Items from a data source
* * * * * * * * *
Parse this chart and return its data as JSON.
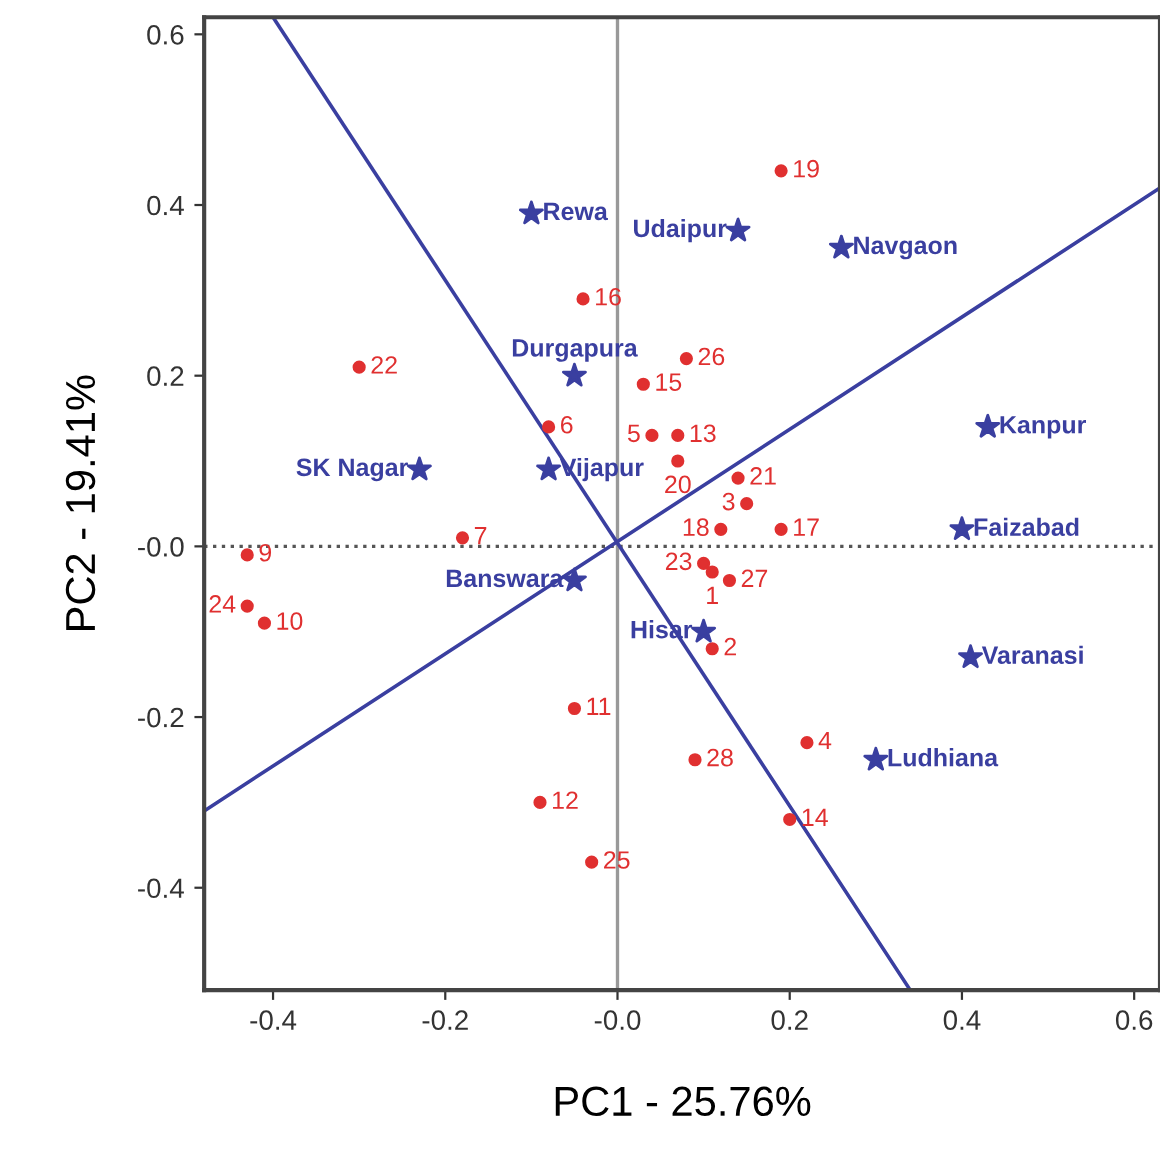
{
  "chart_data": {
    "type": "scatter",
    "xlabel": "PC1 - 25.76%",
    "ylabel": "PC2 - 19.41%",
    "xlim": [
      -0.48,
      0.63
    ],
    "ylim": [
      -0.52,
      0.62
    ],
    "xticks": [
      -0.4,
      -0.2,
      {
        "value": 0,
        "label": "-0.0"
      },
      0.2,
      0.4,
      0.6
    ],
    "yticks": [
      -0.4,
      -0.2,
      {
        "value": 0,
        "label": "-0.0"
      },
      0.2,
      0.4,
      0.6
    ],
    "grid": false,
    "legend": false,
    "ref_lines": [
      {
        "axis": "x",
        "value": 0,
        "color": "#999999",
        "line_style": "solid"
      },
      {
        "axis": "y",
        "value": 0,
        "color": "#555555",
        "line_style": "dotted"
      }
    ],
    "series": [
      {
        "color": "#e03030",
        "marker": "circle",
        "x": [
          0.19,
          -0.04,
          -0.3,
          -0.08,
          0.08,
          0.03,
          0.04,
          0.07,
          0.07,
          0.14,
          0.15,
          0.12,
          0.19,
          0.1,
          0.11,
          0.13,
          0.11,
          -0.43,
          -0.43,
          -0.41,
          -0.18,
          -0.05,
          -0.09,
          -0.03,
          0.09,
          0.22,
          0.2
        ],
        "values": [
          0.44,
          0.29,
          0.21,
          0.14,
          0.22,
          0.19,
          0.13,
          0.13,
          0.1,
          0.08,
          0.05,
          0.02,
          0.02,
          -0.02,
          -0.03,
          -0.04,
          -0.12,
          -0.01,
          -0.07,
          -0.09,
          0.01,
          -0.19,
          -0.3,
          -0.37,
          -0.25,
          -0.23,
          -0.32
        ]
      },
      {
        "color": "#3a3fa0",
        "marker": "star",
        "x": [
          -0.1,
          0.14,
          0.26,
          -0.05,
          0.43,
          -0.23,
          -0.08,
          0.4,
          -0.05,
          0.1,
          0.41,
          0.3
        ],
        "values": [
          0.39,
          0.37,
          0.35,
          0.2,
          0.14,
          0.09,
          0.09,
          0.02,
          -0.04,
          -0.1,
          -0.13,
          -0.25
        ]
      },
      {
        "type": "line",
        "color": "#3a3fa0",
        "marker": "none",
        "line_style": "solid",
        "x": [
          -0.4,
          0.34
        ],
        "values": [
          0.62,
          -0.52
        ]
      },
      {
        "type": "line",
        "color": "#3a3fa0",
        "marker": "none",
        "line_style": "solid",
        "x": [
          -0.48,
          0.63
        ],
        "values": [
          -0.31,
          0.42
        ]
      }
    ],
    "annotations": [
      {
        "text": "19",
        "x": 0.19,
        "y": 0.44
      },
      {
        "text": "16",
        "x": -0.04,
        "y": 0.29
      },
      {
        "text": "22",
        "x": -0.3,
        "y": 0.21
      },
      {
        "text": "6",
        "x": -0.08,
        "y": 0.14
      },
      {
        "text": "26",
        "x": 0.08,
        "y": 0.22
      },
      {
        "text": "15",
        "x": 0.03,
        "y": 0.19
      },
      {
        "text": "5",
        "x": 0.04,
        "y": 0.13
      },
      {
        "text": "13",
        "x": 0.07,
        "y": 0.13
      },
      {
        "text": "20",
        "x": 0.07,
        "y": 0.1
      },
      {
        "text": "21",
        "x": 0.14,
        "y": 0.08
      },
      {
        "text": "3",
        "x": 0.15,
        "y": 0.05
      },
      {
        "text": "18",
        "x": 0.12,
        "y": 0.02
      },
      {
        "text": "17",
        "x": 0.19,
        "y": 0.02
      },
      {
        "text": "23",
        "x": 0.1,
        "y": -0.02
      },
      {
        "text": "1",
        "x": 0.11,
        "y": -0.03
      },
      {
        "text": "27",
        "x": 0.13,
        "y": -0.04
      },
      {
        "text": "2",
        "x": 0.11,
        "y": -0.12
      },
      {
        "text": "9",
        "x": -0.43,
        "y": -0.01
      },
      {
        "text": "24",
        "x": -0.43,
        "y": -0.07
      },
      {
        "text": "10",
        "x": -0.41,
        "y": -0.09
      },
      {
        "text": "7",
        "x": -0.18,
        "y": 0.01
      },
      {
        "text": "11",
        "x": -0.05,
        "y": -0.19
      },
      {
        "text": "12",
        "x": -0.09,
        "y": -0.3
      },
      {
        "text": "25",
        "x": -0.03,
        "y": -0.37
      },
      {
        "text": "28",
        "x": 0.09,
        "y": -0.25
      },
      {
        "text": "4",
        "x": 0.22,
        "y": -0.23
      },
      {
        "text": "14",
        "x": 0.2,
        "y": -0.32
      },
      {
        "text": "Rewa",
        "x": -0.1,
        "y": 0.39
      },
      {
        "text": "Udaipur",
        "x": 0.14,
        "y": 0.37
      },
      {
        "text": "Navgaon",
        "x": 0.26,
        "y": 0.35
      },
      {
        "text": "Durgapura",
        "x": -0.05,
        "y": 0.2
      },
      {
        "text": "Kanpur",
        "x": 0.43,
        "y": 0.14
      },
      {
        "text": "SK Nagar",
        "x": -0.23,
        "y": 0.09
      },
      {
        "text": "Vijapur",
        "x": -0.08,
        "y": 0.09
      },
      {
        "text": "Faizabad",
        "x": 0.4,
        "y": 0.02
      },
      {
        "text": "Banswara",
        "x": -0.05,
        "y": -0.04
      },
      {
        "text": "Hisar",
        "x": 0.1,
        "y": -0.1
      },
      {
        "text": "Varanasi",
        "x": 0.41,
        "y": -0.13
      },
      {
        "text": "Ludhiana",
        "x": 0.3,
        "y": -0.25
      }
    ]
  }
}
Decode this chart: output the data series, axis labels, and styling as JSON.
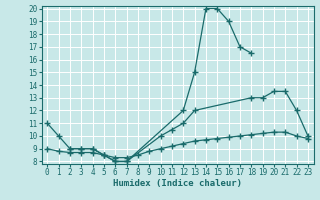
{
  "xlabel": "Humidex (Indice chaleur)",
  "bg_color": "#c8e8e8",
  "line_color": "#1a6b6b",
  "grid_color": "#ffffff",
  "xlim": [
    -0.5,
    23.5
  ],
  "ylim": [
    8,
    20
  ],
  "xticks": [
    0,
    1,
    2,
    3,
    4,
    5,
    6,
    7,
    8,
    9,
    10,
    11,
    12,
    13,
    14,
    15,
    16,
    17,
    18,
    19,
    20,
    21,
    22,
    23
  ],
  "yticks": [
    8,
    9,
    10,
    11,
    12,
    13,
    14,
    15,
    16,
    17,
    18,
    19,
    20
  ],
  "line1_x": [
    0,
    1,
    2,
    3,
    4,
    5,
    6,
    7,
    12,
    13,
    14,
    15,
    16,
    17,
    18
  ],
  "line1_y": [
    11,
    10,
    9,
    9,
    9,
    8.5,
    8,
    8,
    12,
    15,
    20,
    20,
    19,
    17,
    16.5
  ],
  "line2_x": [
    2,
    3,
    4,
    5,
    6,
    7,
    10,
    11,
    12,
    13,
    18,
    19,
    20,
    21,
    22,
    23
  ],
  "line2_y": [
    9,
    9,
    9,
    8.5,
    8,
    8,
    10,
    10.5,
    11,
    12,
    13,
    13,
    13.5,
    13.5,
    12,
    10
  ],
  "line3_x": [
    0,
    1,
    2,
    3,
    4,
    5,
    6,
    7,
    8,
    9,
    10,
    11,
    12,
    13,
    14,
    15,
    16,
    17,
    18,
    19,
    20,
    21,
    22,
    23
  ],
  "line3_y": [
    9,
    8.8,
    8.7,
    8.7,
    8.7,
    8.5,
    8.3,
    8.3,
    8.5,
    8.8,
    9.0,
    9.2,
    9.4,
    9.6,
    9.7,
    9.8,
    9.9,
    10.0,
    10.1,
    10.2,
    10.3,
    10.3,
    10.0,
    9.8
  ]
}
* * * * * * * * *
*REQUIRED WORK*:
State the number of lines in this listing that contain the string "axis", and add nothing else.

*WRITTEN REPLY*:
3